* **WORK TO COMPLETE**: Rename every "interactable" to "clickable" in the records below and write them out again with nothing else altered. Leave the pictures out.

Layout dataset entries:
=======

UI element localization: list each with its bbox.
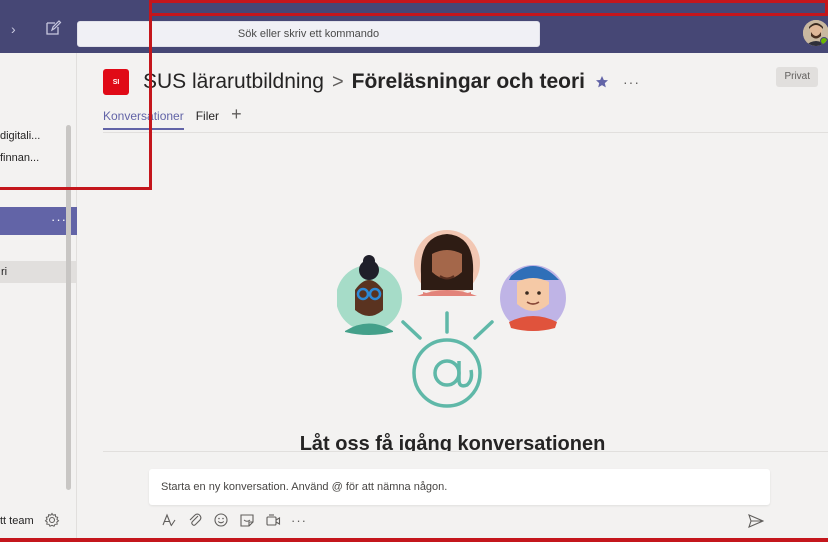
channel-item[interactable]: finnan... — [0, 152, 39, 164]
person-left-illustration — [337, 255, 402, 335]
add-tab-icon[interactable]: + — [231, 105, 242, 123]
favorite-star-icon[interactable] — [595, 75, 609, 89]
channel-more-options-icon[interactable]: ··· — [623, 74, 640, 90]
breadcrumb-separator: > — [331, 70, 344, 93]
mention-at-icon — [412, 338, 482, 408]
highlight-bottom-line — [0, 538, 828, 542]
connector-lines — [401, 311, 494, 340]
compose-divider — [103, 451, 828, 452]
compose-more-options-icon[interactable]: ··· — [291, 512, 307, 528]
sticker-icon[interactable] — [239, 512, 255, 528]
top-bar: › Sök eller skriv ett kommando — [0, 0, 828, 53]
privacy-badge: Privat — [776, 67, 818, 87]
attach-icon[interactable] — [187, 512, 203, 528]
user-avatar[interactable] — [803, 20, 828, 46]
team-badge: SI — [103, 69, 129, 95]
send-icon[interactable] — [748, 514, 765, 528]
new-conversation-input[interactable]: Starta en ny konversation. Använd @ för … — [149, 469, 770, 505]
forward-icon[interactable]: › — [11, 22, 25, 36]
compose-toolbar: ··· — [161, 511, 317, 529]
emoji-icon[interactable] — [213, 512, 229, 528]
channel-title: Föreläsningar och teori — [351, 70, 586, 93]
channel-item[interactable]: digitali... — [0, 130, 40, 142]
meet-now-icon[interactable] — [265, 512, 281, 528]
team-name[interactable]: SUS lärarutbildning — [143, 70, 324, 94]
join-create-team-link[interactable]: tt team — [0, 515, 34, 527]
format-icon[interactable] — [161, 512, 177, 528]
presence-status-icon — [820, 37, 828, 45]
channel-main: SI SUS lärarutbildning > Föreläsningar o… — [77, 53, 828, 542]
new-chat-icon[interactable] — [44, 19, 62, 37]
person-center-illustration — [414, 230, 480, 296]
tab-conversations[interactable]: Konversationer — [103, 109, 184, 130]
person-right-illustration — [500, 265, 566, 331]
channel-header: SI SUS lärarutbildning > Föreläsningar o… — [103, 67, 640, 97]
empty-state-illustration — [337, 230, 566, 408]
gear-icon[interactable] — [44, 512, 60, 528]
channel-tabs: Konversationer Filer + — [103, 105, 242, 131]
teams-window: › Sök eller skriv ett kommando digitali.… — [0, 0, 828, 542]
search-input[interactable]: Sök eller skriv ett kommando — [77, 21, 540, 47]
scrollbar[interactable] — [66, 125, 71, 490]
team-more-options-icon[interactable]: ··· — [51, 212, 67, 227]
tabs-divider — [103, 132, 828, 133]
tab-files[interactable]: Filer — [196, 109, 219, 130]
teams-list-panel: digitali... finnan... ··· ri tt team — [0, 53, 77, 542]
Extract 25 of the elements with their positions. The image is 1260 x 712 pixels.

=======

* **EXERCISE OUTPUT**:
UI element localization: list each with its bbox.
channel-item[clickable]: finnan... — [0, 152, 39, 164]
person-left-illustration — [337, 255, 402, 335]
add-tab-icon[clickable]: + — [231, 105, 242, 123]
favorite-star-icon[clickable] — [595, 75, 609, 89]
channel-more-options-icon[clickable]: ··· — [623, 74, 640, 90]
breadcrumb-separator: > — [331, 70, 344, 93]
mention-at-icon — [412, 338, 482, 408]
highlight-bottom-line — [0, 538, 828, 542]
connector-lines — [401, 311, 494, 340]
compose-divider — [103, 451, 828, 452]
compose-more-options-icon[clickable]: ··· — [291, 512, 307, 528]
sticker-icon[clickable] — [239, 512, 255, 528]
top-bar: › Sök eller skriv ett kommando — [0, 0, 828, 53]
privacy-badge: Privat — [776, 67, 818, 87]
attach-icon[clickable] — [187, 512, 203, 528]
user-avatar[clickable] — [803, 20, 828, 46]
team-badge: SI — [103, 69, 129, 95]
send-icon[clickable] — [748, 514, 765, 528]
new-conversation-input[clickable]: Starta en ny konversation. Använd @ för … — [149, 469, 770, 505]
forward-icon[clickable]: › — [11, 22, 25, 36]
compose-toolbar: ··· — [161, 511, 317, 529]
emoji-icon[clickable] — [213, 512, 229, 528]
channel-title: Föreläsningar och teori — [351, 70, 586, 93]
channel-item[clickable]: digitali... — [0, 130, 40, 142]
meet-now-icon[clickable] — [265, 512, 281, 528]
team-name[clickable]: SUS lärarutbildning — [143, 70, 324, 94]
join-create-team-link[clickable]: tt team — [0, 515, 34, 527]
format-icon[clickable] — [161, 512, 177, 528]
presence-status-icon — [820, 37, 828, 45]
channel-main: SI SUS lärarutbildning > Föreläsningar o… — [77, 53, 828, 542]
new-chat-icon[clickable] — [44, 19, 62, 37]
person-center-illustration — [414, 230, 480, 296]
tab-conversations[clickable]: Konversationer — [103, 109, 184, 130]
person-right-illustration — [500, 265, 566, 331]
channel-header: SI SUS lärarutbildning > Föreläsningar o… — [103, 67, 640, 97]
empty-state-illustration — [337, 230, 566, 408]
gear-icon[clickable] — [44, 512, 60, 528]
channel-tabs: Konversationer Filer + — [103, 105, 242, 131]
teams-window: › Sök eller skriv ett kommando digitali.… — [0, 0, 828, 542]
search-input[clickable]: Sök eller skriv ett kommando — [77, 21, 540, 47]
scrollbar[clickable] — [66, 125, 71, 490]
team-more-options-icon[clickable]: ··· — [51, 212, 67, 227]
tabs-divider — [103, 132, 828, 133]
tab-files[clickable]: Filer — [196, 109, 219, 130]
teams-list-panel: digitali... finnan... ··· ri tt team — [0, 53, 77, 542]
Extract 25 of the elements with their positions. The image is 1260 x 712 pixels.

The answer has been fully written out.